### [Set task]
Extract every line that contains the string "которых".

### [Given records]
--------------------------------
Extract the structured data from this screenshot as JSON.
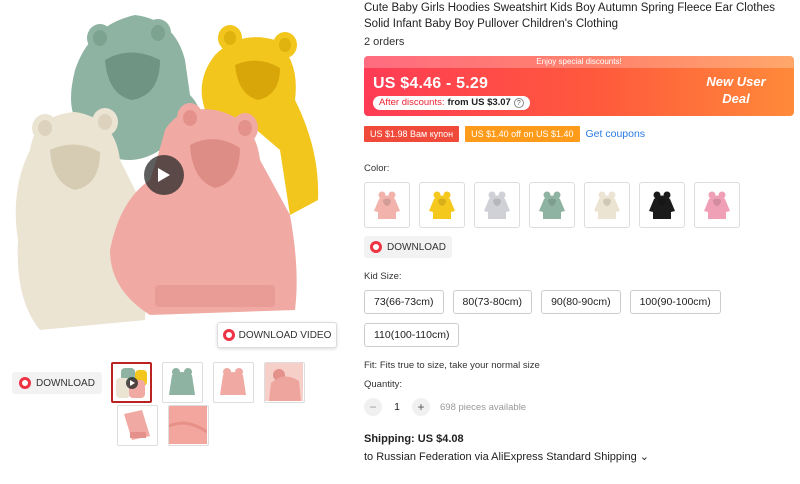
{
  "gallery": {
    "download_video_label": "DOWNLOAD VIDEO",
    "download_label": "DOWNLOAD",
    "hoodie_colors": {
      "mint": "#8fb3a3",
      "yellow": "#f2c61c",
      "cream": "#ece4d3",
      "pink": "#f0aaa3"
    }
  },
  "product": {
    "title": "Cute Baby Girls Hoodies Sweatshirt Kids Boy Autumn Spring Fleece Ear Clothes Solid Infant Baby Boy Pullover Children's Clothing",
    "orders": "2 orders"
  },
  "price_banner": {
    "top_text": "Enjoy special discounts!",
    "price": "US $4.46 - 5.29",
    "after_discount_prefix": "After discounts:",
    "after_discount_value": "from US $3.07",
    "new_user_line1": "New User",
    "new_user_line2": "Deal"
  },
  "coupons": {
    "coupon1": "US $1.98 Вам купон",
    "coupon2": "US $1.40 off on US $1.40",
    "get_coupons": "Get coupons"
  },
  "color": {
    "label": "Color:",
    "swatches": [
      "#f1b3ac",
      "#f5c81e",
      "#cfd1d6",
      "#8fb3a3",
      "#ece4d3",
      "#1b1b1b",
      "#ef9fb6"
    ],
    "download_label": "DOWNLOAD"
  },
  "size": {
    "label": "Kid Size:",
    "options": [
      "73(66-73cm)",
      "80(73-80cm)",
      "90(80-90cm)",
      "100(90-100cm)",
      "110(100-110cm)"
    ]
  },
  "fit": "Fit: Fits true to size, take your normal size",
  "quantity": {
    "label": "Quantity:",
    "value": "1",
    "minus": "−",
    "plus": "+",
    "available": "698 pieces available"
  },
  "shipping": {
    "line": "Shipping: US $4.08",
    "to": "to Russian Federation via AliExpress Standard Shipping ⌄"
  }
}
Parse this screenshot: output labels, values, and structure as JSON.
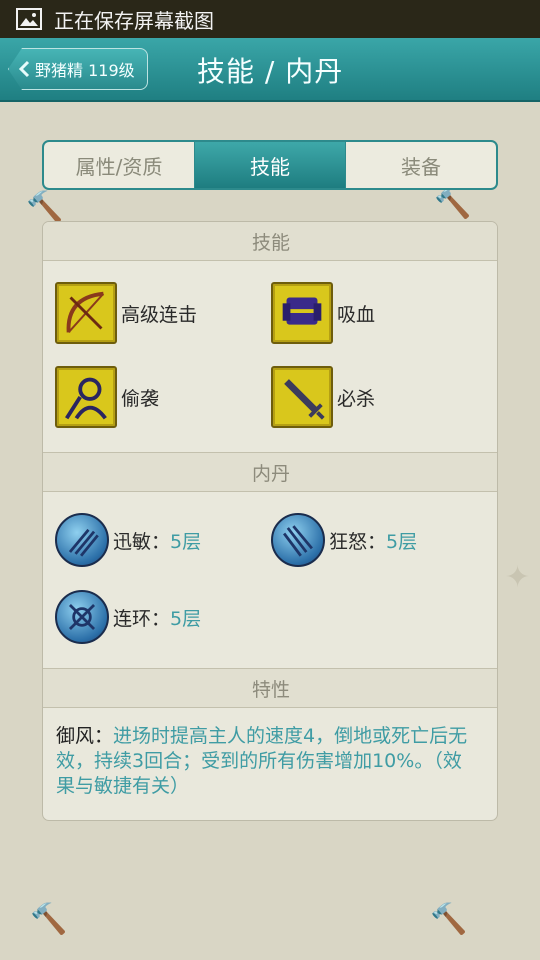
{
  "status_bar": {
    "text": "正在保存屏幕截图",
    "icon": "image-icon"
  },
  "header": {
    "back_label": "野猪精 119级",
    "title": "技能 / 内丹"
  },
  "tabs": [
    {
      "label": "属性/资质",
      "active": false
    },
    {
      "label": "技能",
      "active": true
    },
    {
      "label": "装备",
      "active": false
    }
  ],
  "sections": {
    "skills": {
      "title": "技能",
      "items": [
        {
          "name": "高级连击",
          "icon": "bow-icon"
        },
        {
          "name": "吸血",
          "icon": "blood-icon"
        },
        {
          "name": "偷袭",
          "icon": "sneak-attack-icon"
        },
        {
          "name": "必杀",
          "icon": "sword-icon"
        }
      ]
    },
    "neidan": {
      "title": "内丹",
      "items": [
        {
          "name": "迅敏：",
          "level": "5层",
          "icon": "agility-orb-icon"
        },
        {
          "name": "狂怒：",
          "level": "5层",
          "icon": "rage-orb-icon"
        },
        {
          "name": "连环：",
          "level": "5层",
          "icon": "chain-orb-icon"
        }
      ]
    },
    "traits": {
      "title": "特性",
      "name": "御风：",
      "description": "进场时提高主人的速度4，倒地或死亡后无效，持续3回合；受到的所有伤害增加10%。（效果与敏捷有关）"
    }
  },
  "colors": {
    "accent": "#2d8a8c",
    "status_bar": "#2a2718",
    "value_text": "#3f9ca4",
    "skill_icon": "#d9c71c"
  }
}
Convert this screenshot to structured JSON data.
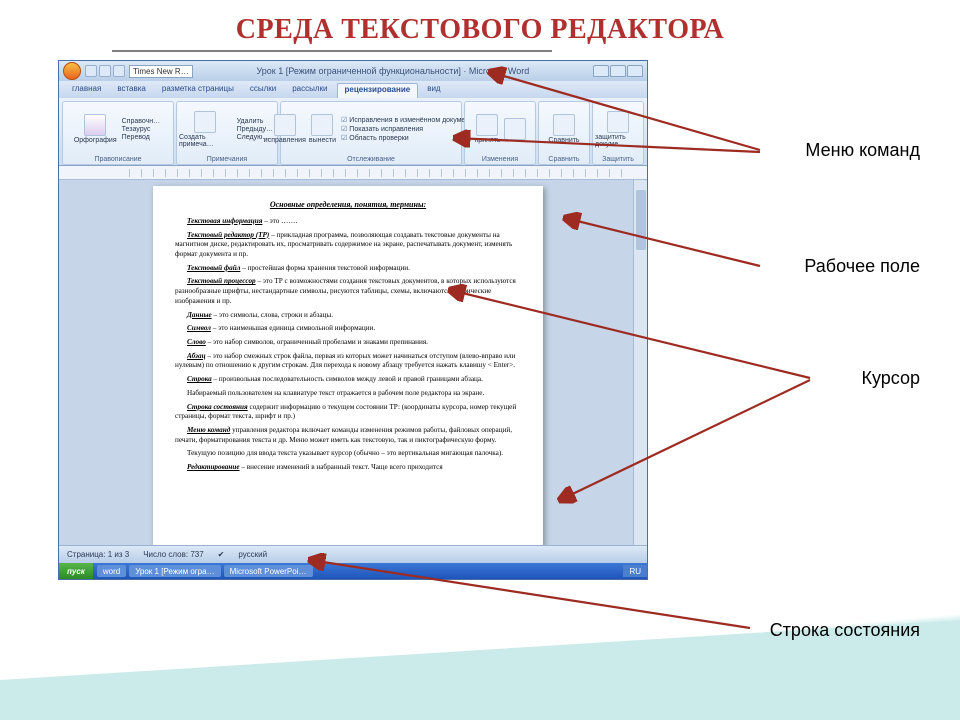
{
  "slide": {
    "title": "СРЕДА ТЕКСТОВОГО РЕДАКТОРА"
  },
  "callouts": {
    "menu": "Меню команд",
    "work_area": "Рабочее поле",
    "cursor": "Курсор",
    "status_bar": "Строка состояния"
  },
  "window": {
    "font_box": "Times New R…",
    "title": "Урок 1 [Режим ограниченной функциональности] · Microsoft Word"
  },
  "tabs": {
    "home": "главная",
    "insert": "вставка",
    "layout": "разметка страницы",
    "refs": "ссылки",
    "mail": "рассылки",
    "review": "рецензирование",
    "view": "вид"
  },
  "ribbon": {
    "g1": {
      "btn": "Орфография",
      "lines": [
        "Справочн…",
        "Тезаурус",
        "Перевод"
      ],
      "label": "Правописание"
    },
    "g2": {
      "btn": "Создать примеча…",
      "lines": [
        "Удалить",
        "Предыду…",
        "Следую…"
      ],
      "label": "Примечания"
    },
    "g3": {
      "left_lines": [
        "Исправления в изменённом докумен…",
        "Показать исправления",
        "Область проверки"
      ],
      "btn1": "исправления",
      "btn2": "вынести",
      "label": "Отслеживание"
    },
    "g4": {
      "btn1": "принять",
      "btn2": "",
      "label": "Изменения"
    },
    "g5": {
      "btn": "Сравнить",
      "label": "Сравнить"
    },
    "g6": {
      "btn": "защитить докуме…",
      "label": "Защитить"
    }
  },
  "page": {
    "heading": "Основные определения, понятия, термины:",
    "p1a": "Текстовая информация",
    "p1b": " – это …….",
    "p2a": "Текстовый редактор (ТР)",
    "p2b": " – прикладная программа, позволяющая создавать текстовые документы на магнитном диске, редактировать их, просматривать содержимое на экране, распечатывать документ, изменять формат документа и пр.",
    "p3a": "Текстовый файл",
    "p3b": " – простейшая форма хранения текстовой информации.",
    "p4a": "Текстовый процессор",
    "p4b": " – это ТР с возможностями создания текстовых документов, в которых используются разнообразные шрифты, нестандартные символы, рисуются таблицы, схемы, включаются графические изображения и пр.",
    "p5a": "Данные",
    "p5b": " – это символы, слова, строки и абзацы.",
    "p6a": "Символ",
    "p6b": " – это наименьшая единица символьной информации.",
    "p7a": "Слово",
    "p7b": " – это набор символов, ограниченный пробелами и знаками препинания.",
    "p8a": "Абзац",
    "p8b": " – это набор смежных строк файла, первая из которых может начинаться отступом (влево-вправо или нулевым) по отношению к другим строкам. Для перехода к новому абзацу требуется нажать клавишу < Enter>.",
    "p9a": "Строка",
    "p9b": " – произвольная последовательность символов между левой и правой границами абзаца.",
    "p10": "Набираемый пользователем на клавиатуре текст отражается в рабочем поле редактора на экране.",
    "p11a": "Строка состояния",
    "p11b": " содержит информацию о текущем состоянии ТР: (координаты курсора, номер текущей страницы, формат текста, шрифт и пр.)",
    "p12a": "Меню команд",
    "p12b": " управления редактора включает команды изменения режимов работы, файловых операций, печати, форматирования текста и др. Меню может иметь как текстовую, так и пиктографическую форму.",
    "p13": "Текущую позицию для ввода текста указывает курсор (обычно – это вертикальная мигающая палочка).",
    "p14a": "Редактирование",
    "p14b": " – внесение изменений в набранный текст. Чаще всего приходится"
  },
  "status": {
    "pages": "Страница: 1 из 3",
    "words": "Число слов: 737",
    "lang": "русский"
  },
  "taskbar": {
    "start": "пуск",
    "task_word": "word",
    "task_doc": "Урок 1 [Режим огра…",
    "task_ppt": "Microsoft PowerPoi…",
    "tray": "RU"
  }
}
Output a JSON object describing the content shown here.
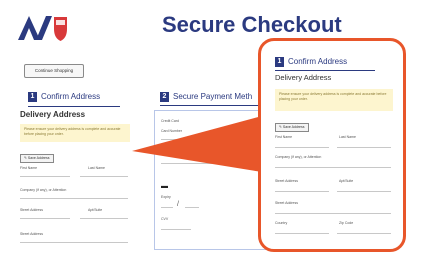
{
  "header": {
    "title": "Secure Checkout",
    "continue_label": "Continue Shopping"
  },
  "steps": {
    "confirm": {
      "num": "1",
      "label": "Confirm Address"
    },
    "payment": {
      "num": "2",
      "label": "Secure Payment Meth"
    }
  },
  "address": {
    "heading": "Delivery Address",
    "note": "Please ensure your delivery address is complete and accurate before placing your order.",
    "button": "Save Address",
    "fields": [
      "First Name",
      "Last Name",
      "Company (if any), or Attention",
      "Street Address",
      "Apt/Suite",
      "Street Address",
      "Country",
      "Zip Code"
    ]
  },
  "payment": {
    "card_name": "Credit Card",
    "label_number": "Card Number",
    "label_exp": "Expiry",
    "label_cvv": "CVV",
    "slash": "/"
  },
  "colors": {
    "accent": "#2b3a80",
    "callout": "#e8562a",
    "note_bg": "#fdf5cf"
  }
}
--------------------------------
### [Solved problem]
    "p4b": " – это ТР с возможностями создания текстовых документов, в которых используются разнообразные шрифты, нестандартные символы, рисуются таблицы, схемы, включаются графические изображения и пр.",
    "p8b": " – это набор смежных строк файла, первая из которых может начинаться отступом (влево-вправо или нулевым) по отношению к другим строкам. Для перехода к новому абзацу требуется нажать клавишу < Enter>.",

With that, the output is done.